# Requirement
Write out the whole of the material exactly.

### The records ###

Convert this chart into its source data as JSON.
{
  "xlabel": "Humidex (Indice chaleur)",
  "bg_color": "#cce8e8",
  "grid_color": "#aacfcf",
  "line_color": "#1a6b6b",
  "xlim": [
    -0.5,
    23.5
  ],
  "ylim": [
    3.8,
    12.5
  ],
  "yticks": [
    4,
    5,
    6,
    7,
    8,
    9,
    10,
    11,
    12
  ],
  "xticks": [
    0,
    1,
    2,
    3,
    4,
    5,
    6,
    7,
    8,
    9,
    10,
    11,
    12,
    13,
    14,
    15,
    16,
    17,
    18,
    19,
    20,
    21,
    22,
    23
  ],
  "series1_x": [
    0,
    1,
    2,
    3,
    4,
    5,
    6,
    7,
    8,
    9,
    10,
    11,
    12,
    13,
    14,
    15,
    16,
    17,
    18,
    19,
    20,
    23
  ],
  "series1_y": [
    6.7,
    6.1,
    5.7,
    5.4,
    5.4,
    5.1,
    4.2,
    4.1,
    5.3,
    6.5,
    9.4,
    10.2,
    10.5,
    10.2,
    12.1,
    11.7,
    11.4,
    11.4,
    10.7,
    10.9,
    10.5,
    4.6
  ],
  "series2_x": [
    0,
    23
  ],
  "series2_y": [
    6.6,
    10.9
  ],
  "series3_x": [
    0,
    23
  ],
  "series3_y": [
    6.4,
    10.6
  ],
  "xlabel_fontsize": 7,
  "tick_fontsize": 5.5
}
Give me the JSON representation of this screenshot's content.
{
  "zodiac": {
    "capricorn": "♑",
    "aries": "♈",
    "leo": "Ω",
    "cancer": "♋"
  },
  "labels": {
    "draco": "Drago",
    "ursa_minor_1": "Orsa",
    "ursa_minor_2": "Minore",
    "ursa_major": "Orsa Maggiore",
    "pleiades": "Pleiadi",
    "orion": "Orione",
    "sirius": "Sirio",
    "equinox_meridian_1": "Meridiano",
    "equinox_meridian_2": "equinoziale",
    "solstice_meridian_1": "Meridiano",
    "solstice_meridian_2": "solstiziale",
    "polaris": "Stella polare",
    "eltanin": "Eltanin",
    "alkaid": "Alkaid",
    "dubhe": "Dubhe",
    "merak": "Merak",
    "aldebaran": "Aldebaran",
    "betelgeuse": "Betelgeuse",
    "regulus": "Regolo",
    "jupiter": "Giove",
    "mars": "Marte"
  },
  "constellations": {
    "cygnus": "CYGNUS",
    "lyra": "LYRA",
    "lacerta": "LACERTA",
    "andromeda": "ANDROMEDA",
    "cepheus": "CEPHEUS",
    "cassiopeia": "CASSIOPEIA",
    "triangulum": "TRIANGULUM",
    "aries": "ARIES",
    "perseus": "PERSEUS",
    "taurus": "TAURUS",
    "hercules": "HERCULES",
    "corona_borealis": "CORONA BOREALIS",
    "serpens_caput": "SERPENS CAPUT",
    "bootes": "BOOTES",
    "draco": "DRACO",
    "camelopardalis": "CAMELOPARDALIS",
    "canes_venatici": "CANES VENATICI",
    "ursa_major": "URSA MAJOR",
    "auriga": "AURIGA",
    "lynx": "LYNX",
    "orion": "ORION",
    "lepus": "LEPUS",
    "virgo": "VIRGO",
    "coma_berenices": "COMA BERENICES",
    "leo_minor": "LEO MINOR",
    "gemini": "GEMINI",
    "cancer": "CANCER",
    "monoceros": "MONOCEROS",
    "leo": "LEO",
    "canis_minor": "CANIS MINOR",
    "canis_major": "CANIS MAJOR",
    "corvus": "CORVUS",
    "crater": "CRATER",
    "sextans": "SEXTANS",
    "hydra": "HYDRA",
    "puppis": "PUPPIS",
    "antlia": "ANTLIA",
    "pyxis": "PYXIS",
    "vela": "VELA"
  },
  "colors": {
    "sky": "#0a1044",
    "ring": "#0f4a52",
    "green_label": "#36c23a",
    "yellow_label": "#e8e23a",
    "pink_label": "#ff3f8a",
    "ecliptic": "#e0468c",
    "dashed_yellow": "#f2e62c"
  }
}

###

# Complete response
Convert this chart into its source data as JSON.
{
  "xlabel": "Humidex (Indice chaleur)",
  "bg_color": "#cce8e8",
  "grid_color": "#aacfcf",
  "line_color": "#1a6b6b",
  "xlim": [
    -0.5,
    23.5
  ],
  "ylim": [
    3.8,
    12.5
  ],
  "yticks": [
    4,
    5,
    6,
    7,
    8,
    9,
    10,
    11,
    12
  ],
  "xticks": [
    0,
    1,
    2,
    3,
    4,
    5,
    6,
    7,
    8,
    9,
    10,
    11,
    12,
    13,
    14,
    15,
    16,
    17,
    18,
    19,
    20,
    21,
    22,
    23
  ],
  "series1_x": [
    0,
    1,
    2,
    3,
    4,
    5,
    6,
    7,
    8,
    9,
    10,
    11,
    12,
    13,
    14,
    15,
    16,
    17,
    18,
    19,
    20,
    23
  ],
  "series1_y": [
    6.7,
    6.1,
    5.7,
    5.4,
    5.4,
    5.1,
    4.2,
    4.1,
    5.3,
    6.5,
    9.4,
    10.2,
    10.5,
    10.2,
    12.1,
    11.7,
    11.4,
    11.4,
    10.7,
    10.9,
    10.5,
    4.6
  ],
  "series2_x": [
    0,
    23
  ],
  "series2_y": [
    6.6,
    10.9
  ],
  "series3_x": [
    0,
    23
  ],
  "series3_y": [
    6.4,
    10.6
  ],
  "xlabel_fontsize": 7,
  "tick_fontsize": 5.5
}
Give me the JSON representation of this screenshot's content.
{
  "zodiac": {
    "capricorn": "♑",
    "aries": "♈",
    "leo": "Ω",
    "cancer": "♋"
  },
  "labels": {
    "draco": "Drago",
    "ursa_minor_1": "Orsa",
    "ursa_minor_2": "Minore",
    "ursa_major": "Orsa Maggiore",
    "pleiades": "Pleiadi",
    "orion": "Orione",
    "sirius": "Sirio",
    "equinox_meridian_1": "Meridiano",
    "equinox_meridian_2": "equinoziale",
    "solstice_meridian_1": "Meridiano",
    "solstice_meridian_2": "solstiziale",
    "polaris": "Stella polare",
    "eltanin": "Eltanin",
    "alkaid": "Alkaid",
    "dubhe": "Dubhe",
    "merak": "Merak",
    "aldebaran": "Aldebaran",
    "betelgeuse": "Betelgeuse",
    "regulus": "Regolo",
    "jupiter": "Giove",
    "mars": "Marte"
  },
  "constellations": {
    "cygnus": "CYGNUS",
    "lyra": "LYRA",
    "lacerta": "LACERTA",
    "andromeda": "ANDROMEDA",
    "cepheus": "CEPHEUS",
    "cassiopeia": "CASSIOPEIA",
    "triangulum": "TRIANGULUM",
    "aries": "ARIES",
    "perseus": "PERSEUS",
    "taurus": "TAURUS",
    "hercules": "HERCULES",
    "corona_borealis": "CORONA BOREALIS",
    "serpens_caput": "SERPENS CAPUT",
    "bootes": "BOOTES",
    "draco": "DRACO",
    "camelopardalis": "CAMELOPARDALIS",
    "canes_venatici": "CANES VENATICI",
    "ursa_major": "URSA MAJOR",
    "auriga": "AURIGA",
    "lynx": "LYNX",
    "orion": "ORION",
    "lepus": "LEPUS",
    "virgo": "VIRGO",
    "coma_berenices": "COMA BERENICES",
    "leo_minor": "LEO MINOR",
    "gemini": "GEMINI",
    "cancer": "CANCER",
    "monoceros": "MONOCEROS",
    "leo": "LEO",
    "canis_minor": "CANIS MINOR",
    "canis_major": "CANIS MAJOR",
    "corvus": "CORVUS",
    "crater": "CRATER",
    "sextans": "SEXTANS",
    "hydra": "HYDRA",
    "puppis": "PUPPIS",
    "antlia": "ANTLIA",
    "pyxis": "PYXIS",
    "vela": "VELA"
  },
  "colors": {
    "sky": "#0a1044",
    "ring": "#0f4a52",
    "green_label": "#36c23a",
    "yellow_label": "#e8e23a",
    "pink_label": "#ff3f8a",
    "ecliptic": "#e0468c",
    "dashed_yellow": "#f2e62c"
  }
}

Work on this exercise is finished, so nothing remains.